__What you need to do__. Print out every record exactly as it appears.

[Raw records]
--- Start ---

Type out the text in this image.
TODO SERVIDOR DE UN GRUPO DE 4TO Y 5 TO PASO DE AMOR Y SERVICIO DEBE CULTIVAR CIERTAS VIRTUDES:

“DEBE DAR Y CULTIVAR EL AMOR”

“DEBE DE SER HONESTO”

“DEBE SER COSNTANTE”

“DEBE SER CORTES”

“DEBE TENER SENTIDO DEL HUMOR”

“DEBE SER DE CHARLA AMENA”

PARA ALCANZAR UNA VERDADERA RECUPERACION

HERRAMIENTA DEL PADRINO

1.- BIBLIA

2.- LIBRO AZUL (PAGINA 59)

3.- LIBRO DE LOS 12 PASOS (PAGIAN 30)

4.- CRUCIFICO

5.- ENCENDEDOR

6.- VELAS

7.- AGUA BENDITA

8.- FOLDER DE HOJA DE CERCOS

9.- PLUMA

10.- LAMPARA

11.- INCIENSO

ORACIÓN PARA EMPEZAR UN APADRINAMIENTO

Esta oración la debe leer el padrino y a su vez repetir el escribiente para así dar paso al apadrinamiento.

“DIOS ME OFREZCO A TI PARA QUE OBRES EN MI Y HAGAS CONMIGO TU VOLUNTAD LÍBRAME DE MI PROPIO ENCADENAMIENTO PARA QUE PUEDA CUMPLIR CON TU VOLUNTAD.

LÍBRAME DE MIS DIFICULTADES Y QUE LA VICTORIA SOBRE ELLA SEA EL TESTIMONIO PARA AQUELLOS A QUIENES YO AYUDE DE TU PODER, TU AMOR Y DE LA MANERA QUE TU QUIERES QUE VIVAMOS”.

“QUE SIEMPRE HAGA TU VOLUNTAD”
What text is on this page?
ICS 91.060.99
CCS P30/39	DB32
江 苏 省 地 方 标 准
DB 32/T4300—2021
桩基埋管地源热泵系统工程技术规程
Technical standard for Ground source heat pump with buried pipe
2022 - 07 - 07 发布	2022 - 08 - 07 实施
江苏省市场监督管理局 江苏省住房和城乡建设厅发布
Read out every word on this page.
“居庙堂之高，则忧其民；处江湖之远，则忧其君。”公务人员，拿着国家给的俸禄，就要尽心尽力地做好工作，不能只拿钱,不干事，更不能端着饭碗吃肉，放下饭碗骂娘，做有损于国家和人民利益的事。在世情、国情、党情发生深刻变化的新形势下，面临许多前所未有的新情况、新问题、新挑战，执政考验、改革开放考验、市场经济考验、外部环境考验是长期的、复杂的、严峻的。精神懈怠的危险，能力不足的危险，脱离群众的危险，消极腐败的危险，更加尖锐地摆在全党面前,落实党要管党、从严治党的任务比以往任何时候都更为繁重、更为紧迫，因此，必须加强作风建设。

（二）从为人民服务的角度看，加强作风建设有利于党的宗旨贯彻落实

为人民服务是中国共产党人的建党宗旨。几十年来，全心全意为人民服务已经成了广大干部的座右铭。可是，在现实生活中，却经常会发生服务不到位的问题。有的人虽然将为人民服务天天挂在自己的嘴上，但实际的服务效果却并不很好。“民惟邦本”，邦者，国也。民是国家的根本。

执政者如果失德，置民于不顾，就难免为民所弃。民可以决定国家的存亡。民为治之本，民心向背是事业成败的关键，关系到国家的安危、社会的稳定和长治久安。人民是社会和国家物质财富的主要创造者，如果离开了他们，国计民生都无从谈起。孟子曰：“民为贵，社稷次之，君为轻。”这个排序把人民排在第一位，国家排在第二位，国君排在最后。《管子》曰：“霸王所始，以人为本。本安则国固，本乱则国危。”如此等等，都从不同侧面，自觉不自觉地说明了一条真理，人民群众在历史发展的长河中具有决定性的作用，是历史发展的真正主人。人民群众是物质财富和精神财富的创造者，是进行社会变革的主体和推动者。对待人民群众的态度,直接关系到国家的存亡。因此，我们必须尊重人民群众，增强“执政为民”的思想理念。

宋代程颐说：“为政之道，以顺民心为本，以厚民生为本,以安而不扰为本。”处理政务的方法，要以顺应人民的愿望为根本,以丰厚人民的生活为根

--- End ---

__Output below__.
Type out the text in this image.
TODO SERVIDOR DE UN GRUPO DE 4TO Y 5 TO PASO DE AMOR Y SERVICIO DEBE CULTIVAR CIERTAS VIRTUDES:

“DEBE DAR Y CULTIVAR EL AMOR”

“DEBE DE SER HONESTO”

“DEBE SER COSNTANTE”

“DEBE SER CORTES”

“DEBE TENER SENTIDO DEL HUMOR”

“DEBE SER DE CHARLA AMENA”

PARA ALCANZAR UNA VERDADERA RECUPERACION

HERRAMIENTA DEL PADRINO

1.- BIBLIA

2.- LIBRO AZUL (PAGINA 59)

3.- LIBRO DE LOS 12 PASOS (PAGIAN 30)

4.- CRUCIFICO

5.- ENCENDEDOR

6.- VELAS

7.- AGUA BENDITA

8.- FOLDER DE HOJA DE CERCOS

9.- PLUMA

10.- LAMPARA

11.- INCIENSO

ORACIÓN PARA EMPEZAR UN APADRINAMIENTO

Esta oración la debe leer el padrino y a su vez repetir el escribiente para así dar paso al apadrinamiento.

“DIOS ME OFREZCO A TI PARA QUE OBRES EN MI Y HAGAS CONMIGO TU VOLUNTAD LÍBRAME DE MI PROPIO ENCADENAMIENTO PARA QUE PUEDA CUMPLIR CON TU VOLUNTAD.

LÍBRAME DE MIS DIFICULTADES Y QUE LA VICTORIA SOBRE ELLA SEA EL TESTIMONIO PARA AQUELLOS A QUIENES YO AYUDE DE TU PODER, TU AMOR Y DE LA MANERA QUE TU QUIERES QUE VIVAMOS”.

“QUE SIEMPRE HAGA TU VOLUNTAD”
What text is on this page?
ICS 91.060.99
CCS P30/39	DB32
江 苏 省 地 方 标 准
DB 32/T4300—2021
桩基埋管地源热泵系统工程技术规程
Technical standard for Ground source heat pump with buried pipe
2022 - 07 - 07 发布	2022 - 08 - 07 实施
江苏省市场监督管理局 江苏省住房和城乡建设厅发布
Read out every word on this page.
“居庙堂之高，则忧其民；处江湖之远，则忧其君。”公务人员，拿着国家给的俸禄，就要尽心尽力地做好工作，不能只拿钱,不干事，更不能端着饭碗吃肉，放下饭碗骂娘，做有损于国家和人民利益的事。在世情、国情、党情发生深刻变化的新形势下，面临许多前所未有的新情况、新问题、新挑战，执政考验、改革开放考验、市场经济考验、外部环境考验是长期的、复杂的、严峻的。精神懈怠的危险，能力不足的危险，脱离群众的危险，消极腐败的危险，更加尖锐地摆在全党面前,落实党要管党、从严治党的任务比以往任何时候都更为繁重、更为紧迫，因此，必须加强作风建设。

（二）从为人民服务的角度看，加强作风建设有利于党的宗旨贯彻落实

为人民服务是中国共产党人的建党宗旨。几十年来，全心全意为人民服务已经成了广大干部的座右铭。可是，在现实生活中，却经常会发生服务不到位的问题。有的人虽然将为人民服务天天挂在自己的嘴上，但实际的服务效果却并不很好。“民惟邦本”，邦者，国也。民是国家的根本。

执政者如果失德，置民于不顾，就难免为民所弃。民可以决定国家的存亡。民为治之本，民心向背是事业成败的关键，关系到国家的安危、社会的稳定和长治久安。人民是社会和国家物质财富的主要创造者，如果离开了他们，国计民生都无从谈起。孟子曰：“民为贵，社稷次之，君为轻。”这个排序把人民排在第一位，国家排在第二位，国君排在最后。《管子》曰：“霸王所始，以人为本。本安则国固，本乱则国危。”如此等等，都从不同侧面，自觉不自觉地说明了一条真理，人民群众在历史发展的长河中具有决定性的作用，是历史发展的真正主人。人民群众是物质财富和精神财富的创造者，是进行社会变革的主体和推动者。对待人民群众的态度,直接关系到国家的存亡。因此，我们必须尊重人民群众，增强“执政为民”的思想理念。

宋代程颐说：“为政之道，以顺民心为本，以厚民生为本,以安而不扰为本。”处理政务的方法，要以顺应人民的愿望为根本,以丰厚人民的生活为根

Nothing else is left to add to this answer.